Follis constitutes a whole that develops by points, where the repeated pneumatic objects trace out a space of the imaginary in a given place, as much through the presence of these simple objects as through the emptiness that links them.

Objects are used as a pre-existing architecture or structure on which different ornamental elements come to be fixed.

A Net where elastic bands punctuate the metal structure and give the drawing its precise form.

Each reference to a work is like a point in a numbered drawing, it is the liaisons between the different actions which constitute the work. A succession of rebus forms like a giving shape to a space between fiction and reality. An intermingling of the fictive and the real.

A volume unfolds in the space of another volume, each element operates a progressive slippage of forms which refer to exterior forms.
To escape from, to break with representation to just leave the presence of the elements of the structure.
The pieces gain their identity at the moment when they assume their place in the space.
To attach, the impression of a continuous form that has a relationship with the place.
Fragments and pieces of a puzzle, a corollary assembly, each object is confronted with its own nature, its process, is answerable to itself and participates in the organism.
It suggests, structures: full, empty, inside, outside, the wrong way round, the right way round, material and form.

A pattern.
Like a numbered drawing, from one point to another, the repeated pneumatic objects trace the space of the imaginary.

Swollen, a balloon filled with air, an occlusion of air, Follis

To work with a prosaic material, one somehow not fully solid, for instance the recuperation of inflatable inner tubes.
To make sculptures, simple or composed forms, linked by glass bottles, for example.
To make, that is to say to bind oneself to the limits and constraints of materials and to work with them in the most direct way. The practical side is essential.

The works are two, sometimes three dimensional objects and it is this formal ambivalence which gives the work its coherence.

DATA FOR PROCESSING ▸
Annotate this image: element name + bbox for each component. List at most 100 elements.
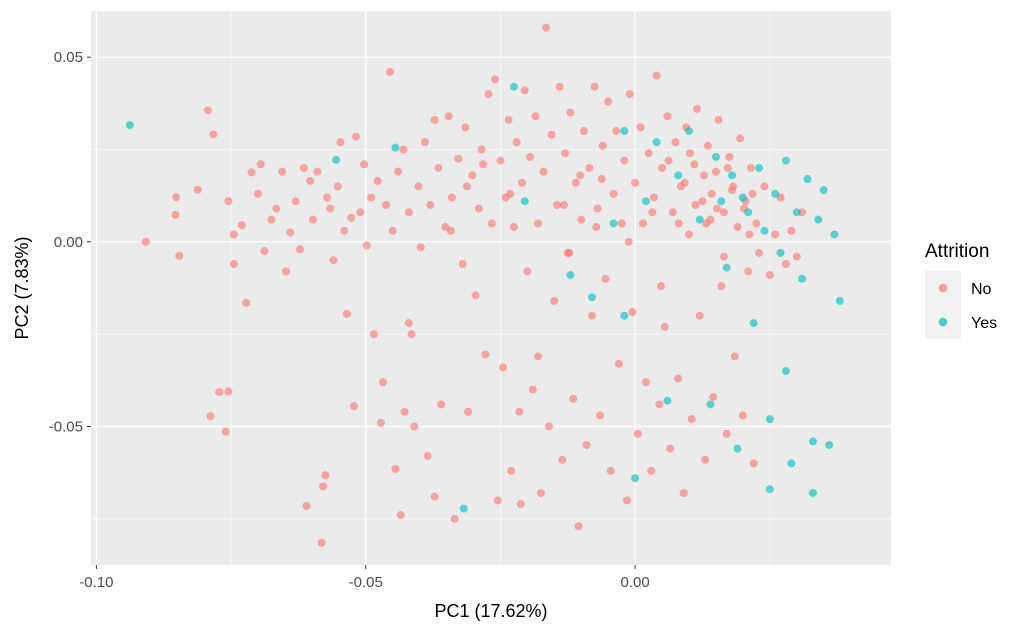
point-no — [520, 86, 529, 95]
point-no — [468, 171, 477, 180]
point-no — [509, 223, 518, 232]
point-yes — [771, 189, 780, 198]
point-no — [430, 115, 439, 124]
point-no — [512, 138, 521, 147]
point-no — [550, 296, 559, 305]
point-no — [561, 149, 570, 158]
point-no — [378, 378, 387, 387]
point-no — [256, 160, 265, 169]
point-yes — [765, 415, 774, 424]
point-no — [193, 185, 202, 194]
point-no — [515, 407, 524, 416]
point-no — [391, 464, 400, 473]
point-no — [373, 176, 382, 185]
point-no — [723, 163, 732, 172]
legend-label-no: No — [971, 281, 992, 298]
point-yes — [776, 248, 785, 257]
point-no — [577, 215, 586, 224]
point-no — [601, 274, 610, 283]
point-no — [267, 215, 276, 224]
point-no — [347, 213, 356, 222]
point-no — [306, 176, 315, 185]
point-no — [655, 400, 664, 409]
point-no — [745, 230, 754, 239]
point-no — [399, 145, 408, 154]
point-no — [523, 267, 532, 276]
point-yes — [566, 271, 575, 280]
point-no — [749, 459, 758, 468]
point-no — [242, 298, 251, 307]
point-no — [559, 200, 568, 209]
point-no — [296, 245, 305, 254]
point-no — [221, 427, 230, 436]
point-no — [382, 200, 391, 209]
point-no — [454, 154, 463, 163]
point-no — [414, 182, 423, 191]
point-no — [416, 243, 425, 252]
point-no — [493, 496, 502, 505]
point-no — [282, 267, 291, 276]
point-no — [463, 182, 472, 191]
point-no — [481, 350, 490, 359]
point-no — [474, 204, 483, 213]
point-no — [565, 248, 574, 257]
point-no — [717, 282, 726, 291]
point-no — [450, 514, 459, 523]
x-tick-label: -0.10 — [79, 574, 113, 591]
point-no — [461, 123, 470, 132]
point-no — [536, 488, 545, 497]
point-no — [141, 237, 150, 246]
point-yes — [711, 152, 720, 161]
point-no — [340, 226, 349, 235]
point-no — [552, 200, 561, 209]
point-no — [624, 237, 633, 246]
point-no — [499, 363, 508, 372]
point-no — [278, 167, 287, 176]
point-no — [558, 455, 567, 464]
point-no — [329, 256, 338, 265]
point-no — [313, 167, 322, 176]
point-no — [171, 210, 180, 219]
point-no — [656, 282, 665, 291]
point-yes — [798, 274, 807, 283]
point-no — [582, 440, 591, 449]
point-no — [547, 130, 556, 139]
x-axis-title: PC1 (17.62%) — [434, 601, 547, 621]
point-no — [352, 132, 361, 141]
point-yes — [641, 197, 650, 206]
point-no — [712, 204, 721, 213]
point-yes — [520, 197, 529, 206]
point-no — [423, 452, 432, 461]
point-no — [542, 23, 551, 32]
point-no — [668, 208, 677, 217]
point-no — [430, 492, 439, 501]
point-no — [517, 178, 526, 187]
point-yes — [749, 319, 758, 328]
point-no — [760, 182, 769, 191]
point-no — [719, 208, 728, 217]
point-no — [658, 163, 667, 172]
point-no — [648, 208, 657, 217]
point-no — [410, 422, 419, 431]
point-no — [604, 97, 613, 106]
point-no — [684, 230, 693, 239]
point-no — [596, 411, 605, 420]
point-no — [291, 197, 300, 206]
legend-title: Attrition — [925, 241, 989, 262]
point-no — [748, 189, 757, 198]
y-tick-label: 0.00 — [54, 234, 83, 251]
point-no — [666, 444, 675, 453]
point-no — [792, 252, 801, 261]
point-no — [781, 259, 790, 268]
point-no — [209, 130, 218, 139]
y-tick-label: 0.05 — [54, 49, 83, 66]
point-no — [400, 407, 409, 416]
point-no — [447, 193, 456, 202]
point-no — [544, 422, 553, 431]
point-no — [649, 193, 658, 202]
point-yes — [652, 138, 661, 147]
legend: Attrition No Yes — [925, 241, 997, 339]
point-no — [336, 138, 345, 147]
point-no — [342, 309, 351, 318]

COMPLETE THE FOLLOWING ▸
**a.** Reproduce the Follis text word for word, from its first sentence to its last.
**b.** Format the stretch of the records from the line containing "point-no — [520, 86, 529, 95]" through the line containing "point-no — [745, 230, 754, 239]", both included, as a Markdown table with the columns Row and Line, one row per line, with blank lines skipped.

TASK RESULTS ▸
**a.**
Follis constitutes a whole that develops by points, where the repeated pneumatic objects trace out a space of the imaginary in a given place, as much through the presence of these simple objects as through the emptiness that links them.

Objects are used as a pre-existing architecture or structure on which different ornamental elements come to be fixed.

A Net where elastic bands punctuate the metal structure and give the drawing its precise form.

Each reference to a work is like a point in a numbered drawing, it is the liaisons between the different actions which constitute the work. A succession of rebus forms like a giving shape to a space between fiction and reality. An intermingling of the fictive and the real.

A volume unfolds in the space of another volume, each element operates a progressive slippage of forms which refer to exterior forms.
To escape from, to break with representation to just leave the presence of the elements of the structure.
The pieces gain their identity at the moment when they assume their place in the space.
To attach, the impression of a continuous form that has a relationship with the place.
Fragments and pieces of a puzzle, a corollary assembly, each object is confronted with its own nature, its process, is answerable to itself and participates in the organism.
It suggests, structures: full, empty, inside, outside, the wrong way round, the right way round, material and form.

A pattern.
Like a numbered drawing, from one point to another, the repeated pneumatic objects trace the space of the imaginary.

Swollen, a balloon filled with air, an occlusion of air, Follis

To work with a prosaic material, one somehow not fully solid, for instance the recuperation of inflatable inner tubes.
To make sculptures, simple or composed forms, linked by glass bottles, for example.
To make, that is to say to bind oneself to the limits and constraints of materials and to work with them in the most direct way. The practical side is essential.

The works are two, sometimes three dimensional objects and it is this formal ambivalence which gives the work its coherence.

**b.**
| Row | Line |
|---|---|
| 1 | point-no — [520, 86, 529, 95] |
| 2 | point-no — [468, 171, 477, 180] |
| 3 | point-no — [509, 223, 518, 232] |
| 4 | point-yes — [771, 189, 780, 198] |
| 5 | point-no — [430, 115, 439, 124] |
| 6 | point-no — [512, 138, 521, 147] |
| 7 | point-no — [550, 296, 559, 305] |
| 8 | point-no — [561, 149, 570, 158] |
| 9 | point-no — [378, 378, 387, 387] |
| 10 | point-no — [256, 160, 265, 169] |
| 11 | point-yes — [765, 415, 774, 424] |
| 12 | point-no — [193, 185, 202, 194] |
| 13 | point-no — [515, 407, 524, 416] |
| 14 | point-no — [391, 464, 400, 473] |
| 15 | point-no — [373, 176, 382, 185] |
| 16 | point-no — [723, 163, 732, 172] |
| 17 | legend-label-no: No — [971, 281, 992, 298] |
| 18 | point-yes — [776, 248, 785, 257] |
| 19 | point-no — [577, 215, 586, 224] |
| 20 | point-no — [601, 274, 610, 283] |
| 21 | point-no — [267, 215, 276, 224] |
| 22 | point-no — [347, 213, 356, 222] |
| 23 | point-no — [306, 176, 315, 185] |
| 24 | point-no — [655, 400, 664, 409] |
| 25 | point-no — [745, 230, 754, 239] |